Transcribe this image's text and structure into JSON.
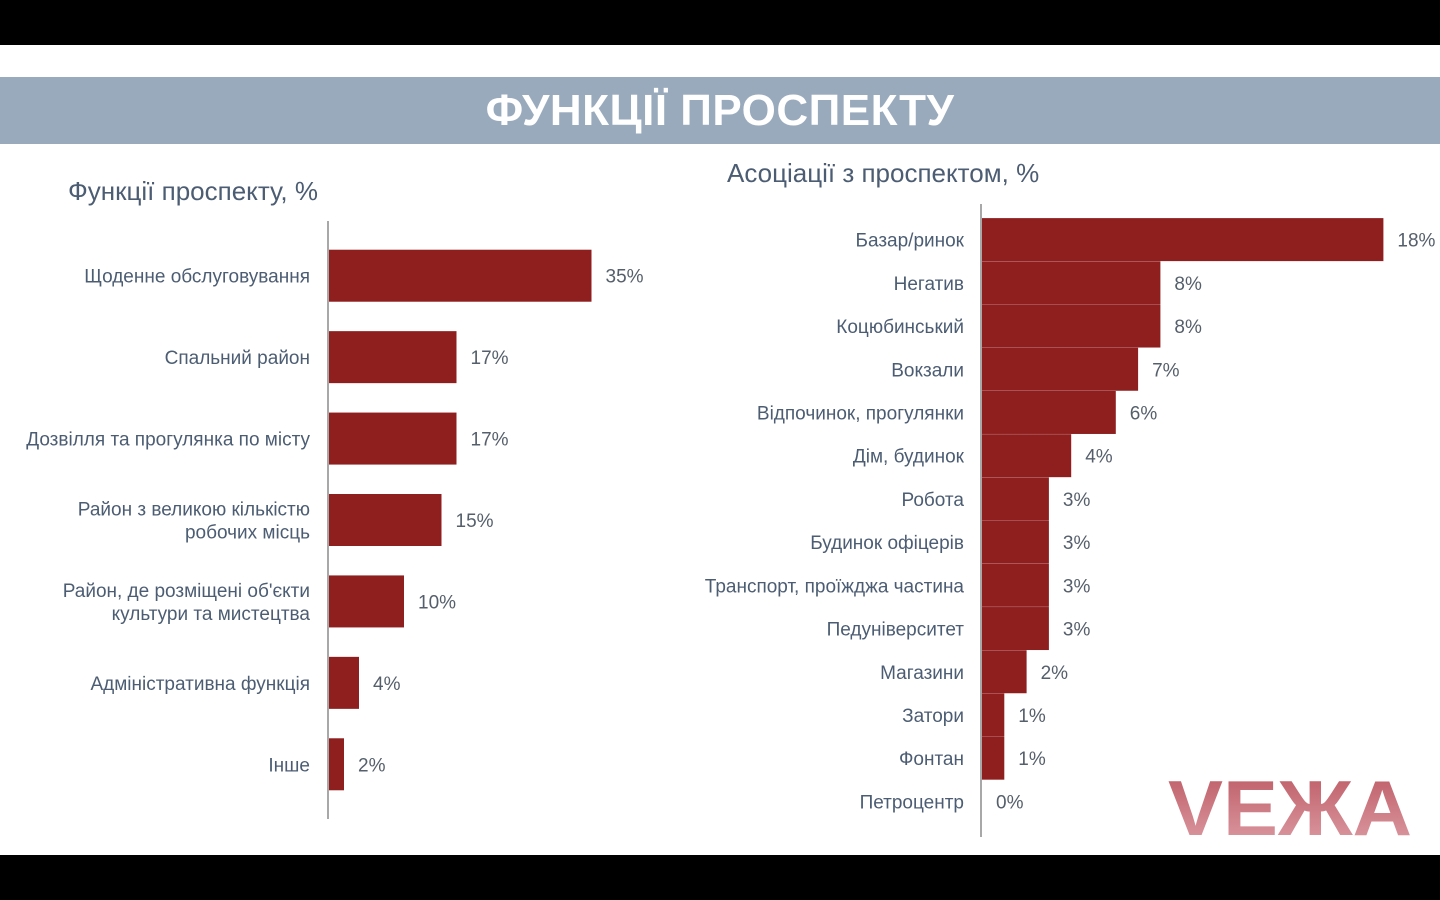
{
  "header": {
    "title": "ФУНКЦІЇ ПРОСПЕКТУ"
  },
  "logo": {
    "text": "VEЖA"
  },
  "colors": {
    "bar": "#8f1f1f",
    "banner": "#9aaabd",
    "text": "#4c5d73",
    "axis": "#8c8c8c"
  },
  "chart_data": [
    {
      "type": "bar",
      "orientation": "horizontal",
      "title": "Функції проспекту, %",
      "categories": [
        [
          "Щоденне обслуговування"
        ],
        [
          "Спальний район"
        ],
        [
          "Дозвілля та прогулянка по місту"
        ],
        [
          "Район з великою кількістю",
          "робочих місць"
        ],
        [
          "Район, де розміщені об'єкти",
          "культури та мистецтва"
        ],
        [
          "Адміністративна функція"
        ],
        [
          "Інше"
        ]
      ],
      "values": [
        35,
        17,
        17,
        15,
        10,
        4,
        2
      ],
      "value_labels": [
        "35%",
        "17%",
        "17%",
        "15%",
        "10%",
        "4%",
        "2%"
      ],
      "grid": false
    },
    {
      "type": "bar",
      "orientation": "horizontal",
      "title": "Асоціації з проспектом, %",
      "categories": [
        [
          "Базар/ринок"
        ],
        [
          "Негатив"
        ],
        [
          "Коцюбинський"
        ],
        [
          "Вокзали"
        ],
        [
          "Відпочинок, прогулянки"
        ],
        [
          "Дім, будинок"
        ],
        [
          "Робота"
        ],
        [
          "Будинок офіцерів"
        ],
        [
          "Транспорт, проїжджа частина"
        ],
        [
          "Педуніверситет"
        ],
        [
          "Магазини"
        ],
        [
          "Затори"
        ],
        [
          "Фонтан"
        ],
        [
          "Петроцентр"
        ]
      ],
      "values": [
        18,
        8,
        8,
        7,
        6,
        4,
        3,
        3,
        3,
        3,
        2,
        1,
        1,
        0
      ],
      "value_labels": [
        "18%",
        "8%",
        "8%",
        "7%",
        "6%",
        "4%",
        "3%",
        "3%",
        "3%",
        "3%",
        "2%",
        "1%",
        "1%",
        "0%"
      ],
      "grid": false
    }
  ]
}
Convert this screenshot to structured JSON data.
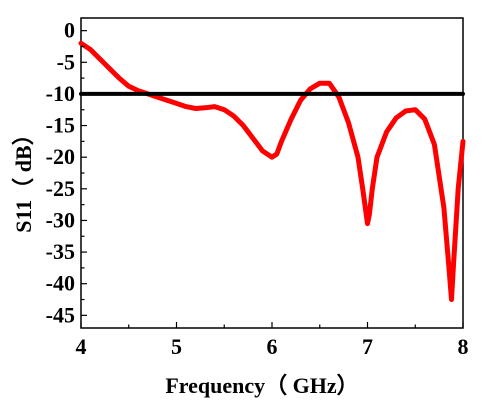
{
  "chart_data": {
    "type": "line",
    "xlabel": "Frequency（ GHz）",
    "ylabel": "S11（ dB）",
    "xlim": [
      4,
      8
    ],
    "ylim": [
      -47,
      2
    ],
    "x_ticks": [
      4,
      5,
      6,
      7,
      8
    ],
    "x_tick_labels": [
      "4",
      "5",
      "6",
      "7",
      "8"
    ],
    "y_ticks": [
      0,
      -5,
      -10,
      -15,
      -20,
      -25,
      -30,
      -35,
      -40,
      -45
    ],
    "y_tick_labels": [
      "0",
      "-5",
      "-10",
      "-15",
      "-20",
      "-25",
      "-30",
      "-35",
      "-40",
      "-45"
    ],
    "grid": false,
    "series": [
      {
        "color": "#ff0000",
        "x": [
          4.0,
          4.1,
          4.2,
          4.3,
          4.4,
          4.5,
          4.6,
          4.7,
          4.8,
          4.9,
          5.0,
          5.1,
          5.2,
          5.3,
          5.4,
          5.5,
          5.6,
          5.7,
          5.8,
          5.9,
          6.0,
          6.05,
          6.1,
          6.2,
          6.3,
          6.4,
          6.5,
          6.6,
          6.7,
          6.8,
          6.9,
          6.95,
          7.0,
          7.02,
          7.05,
          7.1,
          7.2,
          7.3,
          7.4,
          7.5,
          7.6,
          7.7,
          7.8,
          7.85,
          7.88,
          7.9,
          7.95,
          8.0
        ],
        "y": [
          -2.0,
          -3.0,
          -4.5,
          -6.0,
          -7.5,
          -8.8,
          -9.5,
          -10.0,
          -10.5,
          -11.0,
          -11.5,
          -12.0,
          -12.3,
          -12.2,
          -12.0,
          -12.5,
          -13.5,
          -15.0,
          -17.0,
          -19.0,
          -20.0,
          -19.5,
          -17.5,
          -14.0,
          -11.0,
          -9.2,
          -8.3,
          -8.3,
          -10.5,
          -14.5,
          -20.0,
          -25.0,
          -30.5,
          -29.0,
          -25.0,
          -20.0,
          -16.0,
          -13.8,
          -12.7,
          -12.5,
          -14.0,
          -18.0,
          -28.0,
          -37.0,
          -42.5,
          -37.0,
          -25.0,
          -17.5
        ]
      },
      {
        "color": "#000000",
        "x": [
          4,
          8
        ],
        "y": [
          -10,
          -10
        ]
      }
    ]
  }
}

------------------------------

Without including any picture, retype the entries exactly.

Transcribe this image's text and structure into JSON.
{
  "header": {
    "title": "ФУНКЦІЇ ПРОСПЕКТУ"
  },
  "logo": {
    "text": "VEЖA"
  },
  "colors": {
    "bar": "#8f1f1f",
    "banner": "#9aaabd",
    "text": "#4c5d73",
    "axis": "#8c8c8c"
  },
  "chart_data": [
    {
      "type": "bar",
      "orientation": "horizontal",
      "title": "Функції проспекту, %",
      "categories": [
        [
          "Щоденне обслуговування"
        ],
        [
          "Спальний район"
        ],
        [
          "Дозвілля та прогулянка по місту"
        ],
        [
          "Район з великою кількістю",
          "робочих місць"
        ],
        [
          "Район, де розміщені об'єкти",
          "культури та мистецтва"
        ],
        [
          "Адміністративна функція"
        ],
        [
          "Інше"
        ]
      ],
      "values": [
        35,
        17,
        17,
        15,
        10,
        4,
        2
      ],
      "value_labels": [
        "35%",
        "17%",
        "17%",
        "15%",
        "10%",
        "4%",
        "2%"
      ],
      "grid": false
    },
    {
      "type": "bar",
      "orientation": "horizontal",
      "title": "Асоціації з проспектом, %",
      "categories": [
        [
          "Базар/ринок"
        ],
        [
          "Негатив"
        ],
        [
          "Коцюбинський"
        ],
        [
          "Вокзали"
        ],
        [
          "Відпочинок, прогулянки"
        ],
        [
          "Дім, будинок"
        ],
        [
          "Робота"
        ],
        [
          "Будинок офіцерів"
        ],
        [
          "Транспорт, проїжджа частина"
        ],
        [
          "Педуніверситет"
        ],
        [
          "Магазини"
        ],
        [
          "Затори"
        ],
        [
          "Фонтан"
        ],
        [
          "Петроцентр"
        ]
      ],
      "values": [
        18,
        8,
        8,
        7,
        6,
        4,
        3,
        3,
        3,
        3,
        2,
        1,
        1,
        0
      ],
      "value_labels": [
        "18%",
        "8%",
        "8%",
        "7%",
        "6%",
        "4%",
        "3%",
        "3%",
        "3%",
        "3%",
        "2%",
        "1%",
        "1%",
        "0%"
      ],
      "grid": false
    }
  ]
}
Convert this screenshot to structured JSON data.
{
  "chart_data": {
    "type": "line",
    "xlabel": "Frequency（ GHz）",
    "ylabel": "S11（ dB）",
    "xlim": [
      4,
      8
    ],
    "ylim": [
      -47,
      2
    ],
    "x_ticks": [
      4,
      5,
      6,
      7,
      8
    ],
    "x_tick_labels": [
      "4",
      "5",
      "6",
      "7",
      "8"
    ],
    "y_ticks": [
      0,
      -5,
      -10,
      -15,
      -20,
      -25,
      -30,
      -35,
      -40,
      -45
    ],
    "y_tick_labels": [
      "0",
      "-5",
      "-10",
      "-15",
      "-20",
      "-25",
      "-30",
      "-35",
      "-40",
      "-45"
    ],
    "grid": false,
    "series": [
      {
        "color": "#ff0000",
        "x": [
          4.0,
          4.1,
          4.2,
          4.3,
          4.4,
          4.5,
          4.6,
          4.7,
          4.8,
          4.9,
          5.0,
          5.1,
          5.2,
          5.3,
          5.4,
          5.5,
          5.6,
          5.7,
          5.8,
          5.9,
          6.0,
          6.05,
          6.1,
          6.2,
          6.3,
          6.4,
          6.5,
          6.6,
          6.7,
          6.8,
          6.9,
          6.95,
          7.0,
          7.02,
          7.05,
          7.1,
          7.2,
          7.3,
          7.4,
          7.5,
          7.6,
          7.7,
          7.8,
          7.85,
          7.88,
          7.9,
          7.95,
          8.0
        ],
        "y": [
          -2.0,
          -3.0,
          -4.5,
          -6.0,
          -7.5,
          -8.8,
          -9.5,
          -10.0,
          -10.5,
          -11.0,
          -11.5,
          -12.0,
          -12.3,
          -12.2,
          -12.0,
          -12.5,
          -13.5,
          -15.0,
          -17.0,
          -19.0,
          -20.0,
          -19.5,
          -17.5,
          -14.0,
          -11.0,
          -9.2,
          -8.3,
          -8.3,
          -10.5,
          -14.5,
          -20.0,
          -25.0,
          -30.5,
          -29.0,
          -25.0,
          -20.0,
          -16.0,
          -13.8,
          -12.7,
          -12.5,
          -14.0,
          -18.0,
          -28.0,
          -37.0,
          -42.5,
          -37.0,
          -25.0,
          -17.5
        ]
      },
      {
        "color": "#000000",
        "x": [
          4,
          8
        ],
        "y": [
          -10,
          -10
        ]
      }
    ]
  }
}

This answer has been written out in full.